■ **What is expected**: Would you write out the entries below, every one of them, exactly?

[Data records]
___
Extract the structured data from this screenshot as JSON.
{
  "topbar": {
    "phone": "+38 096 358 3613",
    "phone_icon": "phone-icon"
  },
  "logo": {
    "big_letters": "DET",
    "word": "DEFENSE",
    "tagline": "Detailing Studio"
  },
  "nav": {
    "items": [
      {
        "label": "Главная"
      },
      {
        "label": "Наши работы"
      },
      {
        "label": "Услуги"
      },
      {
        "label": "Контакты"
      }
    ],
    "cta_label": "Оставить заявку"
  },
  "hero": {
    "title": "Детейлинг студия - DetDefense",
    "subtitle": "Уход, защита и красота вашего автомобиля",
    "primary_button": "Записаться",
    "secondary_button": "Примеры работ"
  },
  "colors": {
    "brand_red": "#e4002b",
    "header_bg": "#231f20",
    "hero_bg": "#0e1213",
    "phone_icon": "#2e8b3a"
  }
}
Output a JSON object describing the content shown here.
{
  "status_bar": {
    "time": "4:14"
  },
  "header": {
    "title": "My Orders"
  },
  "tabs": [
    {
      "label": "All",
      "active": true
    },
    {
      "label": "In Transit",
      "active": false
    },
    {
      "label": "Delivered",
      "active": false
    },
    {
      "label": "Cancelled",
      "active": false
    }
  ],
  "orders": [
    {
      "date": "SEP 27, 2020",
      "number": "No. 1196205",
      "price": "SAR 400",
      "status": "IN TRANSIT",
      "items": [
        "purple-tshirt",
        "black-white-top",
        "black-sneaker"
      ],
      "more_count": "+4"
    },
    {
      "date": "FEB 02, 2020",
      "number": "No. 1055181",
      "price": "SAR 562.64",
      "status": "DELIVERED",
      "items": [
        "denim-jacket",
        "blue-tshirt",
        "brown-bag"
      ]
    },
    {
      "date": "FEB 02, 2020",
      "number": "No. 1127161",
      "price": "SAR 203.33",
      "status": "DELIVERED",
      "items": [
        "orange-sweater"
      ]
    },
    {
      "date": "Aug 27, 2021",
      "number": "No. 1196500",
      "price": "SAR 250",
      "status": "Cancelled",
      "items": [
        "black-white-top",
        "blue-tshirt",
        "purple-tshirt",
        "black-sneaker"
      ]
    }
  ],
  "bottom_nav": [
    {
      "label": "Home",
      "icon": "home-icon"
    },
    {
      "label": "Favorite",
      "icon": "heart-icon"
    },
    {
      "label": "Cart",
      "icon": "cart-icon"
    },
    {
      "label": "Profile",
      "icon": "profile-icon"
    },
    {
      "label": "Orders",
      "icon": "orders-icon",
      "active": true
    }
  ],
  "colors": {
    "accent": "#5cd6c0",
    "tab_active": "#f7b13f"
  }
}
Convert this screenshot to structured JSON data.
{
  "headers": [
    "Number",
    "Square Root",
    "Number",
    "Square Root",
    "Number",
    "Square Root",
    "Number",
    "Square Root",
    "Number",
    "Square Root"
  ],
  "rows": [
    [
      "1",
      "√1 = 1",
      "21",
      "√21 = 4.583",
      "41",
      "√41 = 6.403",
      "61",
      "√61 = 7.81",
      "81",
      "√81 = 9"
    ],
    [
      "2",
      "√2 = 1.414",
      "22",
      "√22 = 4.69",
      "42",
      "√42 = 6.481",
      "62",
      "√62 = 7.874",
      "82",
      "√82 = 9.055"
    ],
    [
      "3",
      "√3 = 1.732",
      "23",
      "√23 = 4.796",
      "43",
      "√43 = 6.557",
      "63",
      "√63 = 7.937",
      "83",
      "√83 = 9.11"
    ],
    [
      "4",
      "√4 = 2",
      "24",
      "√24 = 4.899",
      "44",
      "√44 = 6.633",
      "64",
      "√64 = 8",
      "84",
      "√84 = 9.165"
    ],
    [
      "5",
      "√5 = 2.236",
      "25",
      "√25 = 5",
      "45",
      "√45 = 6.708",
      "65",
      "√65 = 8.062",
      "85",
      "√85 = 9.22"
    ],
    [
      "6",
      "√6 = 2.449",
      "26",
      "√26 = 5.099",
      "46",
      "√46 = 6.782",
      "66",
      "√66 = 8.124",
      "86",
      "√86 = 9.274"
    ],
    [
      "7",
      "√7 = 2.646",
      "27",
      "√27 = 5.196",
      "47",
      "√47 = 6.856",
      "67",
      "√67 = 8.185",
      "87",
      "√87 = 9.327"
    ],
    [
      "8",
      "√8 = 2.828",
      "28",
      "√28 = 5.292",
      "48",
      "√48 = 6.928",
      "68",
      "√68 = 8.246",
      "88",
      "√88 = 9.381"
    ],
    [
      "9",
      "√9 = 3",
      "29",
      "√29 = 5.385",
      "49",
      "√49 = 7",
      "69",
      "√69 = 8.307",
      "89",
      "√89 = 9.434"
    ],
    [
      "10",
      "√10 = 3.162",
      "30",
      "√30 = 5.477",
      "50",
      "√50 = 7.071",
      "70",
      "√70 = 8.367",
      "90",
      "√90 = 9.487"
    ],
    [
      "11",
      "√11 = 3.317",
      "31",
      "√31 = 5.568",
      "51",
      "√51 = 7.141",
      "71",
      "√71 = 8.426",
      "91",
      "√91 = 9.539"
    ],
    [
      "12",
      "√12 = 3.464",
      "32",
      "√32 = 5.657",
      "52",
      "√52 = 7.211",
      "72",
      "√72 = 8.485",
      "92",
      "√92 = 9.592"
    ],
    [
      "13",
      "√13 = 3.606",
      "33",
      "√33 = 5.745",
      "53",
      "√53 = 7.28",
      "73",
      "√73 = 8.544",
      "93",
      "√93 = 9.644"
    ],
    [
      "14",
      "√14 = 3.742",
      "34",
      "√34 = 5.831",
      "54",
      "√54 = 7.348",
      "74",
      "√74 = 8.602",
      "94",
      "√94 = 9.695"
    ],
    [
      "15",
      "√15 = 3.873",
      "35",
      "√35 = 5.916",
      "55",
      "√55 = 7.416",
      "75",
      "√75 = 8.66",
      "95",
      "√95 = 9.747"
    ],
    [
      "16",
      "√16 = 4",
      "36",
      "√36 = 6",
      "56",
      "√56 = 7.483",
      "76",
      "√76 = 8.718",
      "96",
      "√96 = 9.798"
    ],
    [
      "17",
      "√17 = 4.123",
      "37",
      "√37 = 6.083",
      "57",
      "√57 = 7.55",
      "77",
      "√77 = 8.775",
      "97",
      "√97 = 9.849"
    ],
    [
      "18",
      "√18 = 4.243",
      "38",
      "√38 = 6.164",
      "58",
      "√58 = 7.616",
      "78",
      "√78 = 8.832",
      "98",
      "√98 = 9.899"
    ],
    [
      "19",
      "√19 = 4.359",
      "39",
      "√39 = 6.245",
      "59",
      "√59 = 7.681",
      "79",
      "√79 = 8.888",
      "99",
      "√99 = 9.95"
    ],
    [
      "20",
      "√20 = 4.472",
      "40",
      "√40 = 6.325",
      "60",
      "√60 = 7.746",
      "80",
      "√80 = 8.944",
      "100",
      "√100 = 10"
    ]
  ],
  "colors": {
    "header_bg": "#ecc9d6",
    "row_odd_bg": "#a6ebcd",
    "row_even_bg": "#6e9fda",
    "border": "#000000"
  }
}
___
■ **Task output**:
Extract the structured data from this screenshot as JSON.
{
  "topbar": {
    "phone": "+38 096 358 3613",
    "phone_icon": "phone-icon"
  },
  "logo": {
    "big_letters": "DET",
    "word": "DEFENSE",
    "tagline": "Detailing Studio"
  },
  "nav": {
    "items": [
      {
        "label": "Главная"
      },
      {
        "label": "Наши работы"
      },
      {
        "label": "Услуги"
      },
      {
        "label": "Контакты"
      }
    ],
    "cta_label": "Оставить заявку"
  },
  "hero": {
    "title": "Детейлинг студия - DetDefense",
    "subtitle": "Уход, защита и красота вашего автомобиля",
    "primary_button": "Записаться",
    "secondary_button": "Примеры работ"
  },
  "colors": {
    "brand_red": "#e4002b",
    "header_bg": "#231f20",
    "hero_bg": "#0e1213",
    "phone_icon": "#2e8b3a"
  }
}
Output a JSON object describing the content shown here.
{
  "status_bar": {
    "time": "4:14"
  },
  "header": {
    "title": "My Orders"
  },
  "tabs": [
    {
      "label": "All",
      "active": true
    },
    {
      "label": "In Transit",
      "active": false
    },
    {
      "label": "Delivered",
      "active": false
    },
    {
      "label": "Cancelled",
      "active": false
    }
  ],
  "orders": [
    {
      "date": "SEP 27, 2020",
      "number": "No. 1196205",
      "price": "SAR 400",
      "status": "IN TRANSIT",
      "items": [
        "purple-tshirt",
        "black-white-top",
        "black-sneaker"
      ],
      "more_count": "+4"
    },
    {
      "date": "FEB 02, 2020",
      "number": "No. 1055181",
      "price": "SAR 562.64",
      "status": "DELIVERED",
      "items": [
        "denim-jacket",
        "blue-tshirt",
        "brown-bag"
      ]
    },
    {
      "date": "FEB 02, 2020",
      "number": "No. 1127161",
      "price": "SAR 203.33",
      "status": "DELIVERED",
      "items": [
        "orange-sweater"
      ]
    },
    {
      "date": "Aug 27, 2021",
      "number": "No. 1196500",
      "price": "SAR 250",
      "status": "Cancelled",
      "items": [
        "black-white-top",
        "blue-tshirt",
        "purple-tshirt",
        "black-sneaker"
      ]
    }
  ],
  "bottom_nav": [
    {
      "label": "Home",
      "icon": "home-icon"
    },
    {
      "label": "Favorite",
      "icon": "heart-icon"
    },
    {
      "label": "Cart",
      "icon": "cart-icon"
    },
    {
      "label": "Profile",
      "icon": "profile-icon"
    },
    {
      "label": "Orders",
      "icon": "orders-icon",
      "active": true
    }
  ],
  "colors": {
    "accent": "#5cd6c0",
    "tab_active": "#f7b13f"
  }
}
Convert this screenshot to structured JSON data.
{
  "headers": [
    "Number",
    "Square Root",
    "Number",
    "Square Root",
    "Number",
    "Square Root",
    "Number",
    "Square Root",
    "Number",
    "Square Root"
  ],
  "rows": [
    [
      "1",
      "√1 = 1",
      "21",
      "√21 = 4.583",
      "41",
      "√41 = 6.403",
      "61",
      "√61 = 7.81",
      "81",
      "√81 = 9"
    ],
    [
      "2",
      "√2 = 1.414",
      "22",
      "√22 = 4.69",
      "42",
      "√42 = 6.481",
      "62",
      "√62 = 7.874",
      "82",
      "√82 = 9.055"
    ],
    [
      "3",
      "√3 = 1.732",
      "23",
      "√23 = 4.796",
      "43",
      "√43 = 6.557",
      "63",
      "√63 = 7.937",
      "83",
      "√83 = 9.11"
    ],
    [
      "4",
      "√4 = 2",
      "24",
      "√24 = 4.899",
      "44",
      "√44 = 6.633",
      "64",
      "√64 = 8",
      "84",
      "√84 = 9.165"
    ],
    [
      "5",
      "√5 = 2.236",
      "25",
      "√25 = 5",
      "45",
      "√45 = 6.708",
      "65",
      "√65 = 8.062",
      "85",
      "√85 = 9.22"
    ],
    [
      "6",
      "√6 = 2.449",
      "26",
      "√26 = 5.099",
      "46",
      "√46 = 6.782",
      "66",
      "√66 = 8.124",
      "86",
      "√86 = 9.274"
    ],
    [
      "7",
      "√7 = 2.646",
      "27",
      "√27 = 5.196",
      "47",
      "√47 = 6.856",
      "67",
      "√67 = 8.185",
      "87",
      "√87 = 9.327"
    ],
    [
      "8",
      "√8 = 2.828",
      "28",
      "√28 = 5.292",
      "48",
      "√48 = 6.928",
      "68",
      "√68 = 8.246",
      "88",
      "√88 = 9.381"
    ],
    [
      "9",
      "√9 = 3",
      "29",
      "√29 = 5.385",
      "49",
      "√49 = 7",
      "69",
      "√69 = 8.307",
      "89",
      "√89 = 9.434"
    ],
    [
      "10",
      "√10 = 3.162",
      "30",
      "√30 = 5.477",
      "50",
      "√50 = 7.071",
      "70",
      "√70 = 8.367",
      "90",
      "√90 = 9.487"
    ],
    [
      "11",
      "√11 = 3.317",
      "31",
      "√31 = 5.568",
      "51",
      "√51 = 7.141",
      "71",
      "√71 = 8.426",
      "91",
      "√91 = 9.539"
    ],
    [
      "12",
      "√12 = 3.464",
      "32",
      "√32 = 5.657",
      "52",
      "√52 = 7.211",
      "72",
      "√72 = 8.485",
      "92",
      "√92 = 9.592"
    ],
    [
      "13",
      "√13 = 3.606",
      "33",
      "√33 = 5.745",
      "53",
      "√53 = 7.28",
      "73",
      "√73 = 8.544",
      "93",
      "√93 = 9.644"
    ],
    [
      "14",
      "√14 = 3.742",
      "34",
      "√34 = 5.831",
      "54",
      "√54 = 7.348",
      "74",
      "√74 = 8.602",
      "94",
      "√94 = 9.695"
    ],
    [
      "15",
      "√15 = 3.873",
      "35",
      "√35 = 5.916",
      "55",
      "√55 = 7.416",
      "75",
      "√75 = 8.66",
      "95",
      "√95 = 9.747"
    ],
    [
      "16",
      "√16 = 4",
      "36",
      "√36 = 6",
      "56",
      "√56 = 7.483",
      "76",
      "√76 = 8.718",
      "96",
      "√96 = 9.798"
    ],
    [
      "17",
      "√17 = 4.123",
      "37",
      "√37 = 6.083",
      "57",
      "√57 = 7.55",
      "77",
      "√77 = 8.775",
      "97",
      "√97 = 9.849"
    ],
    [
      "18",
      "√18 = 4.243",
      "38",
      "√38 = 6.164",
      "58",
      "√58 = 7.616",
      "78",
      "√78 = 8.832",
      "98",
      "√98 = 9.899"
    ],
    [
      "19",
      "√19 = 4.359",
      "39",
      "√39 = 6.245",
      "59",
      "√59 = 7.681",
      "79",
      "√79 = 8.888",
      "99",
      "√99 = 9.95"
    ],
    [
      "20",
      "√20 = 4.472",
      "40",
      "√40 = 6.325",
      "60",
      "√60 = 7.746",
      "80",
      "√80 = 8.944",
      "100",
      "√100 = 10"
    ]
  ],
  "colors": {
    "header_bg": "#ecc9d6",
    "row_odd_bg": "#a6ebcd",
    "row_even_bg": "#6e9fda",
    "border": "#000000"
  }
}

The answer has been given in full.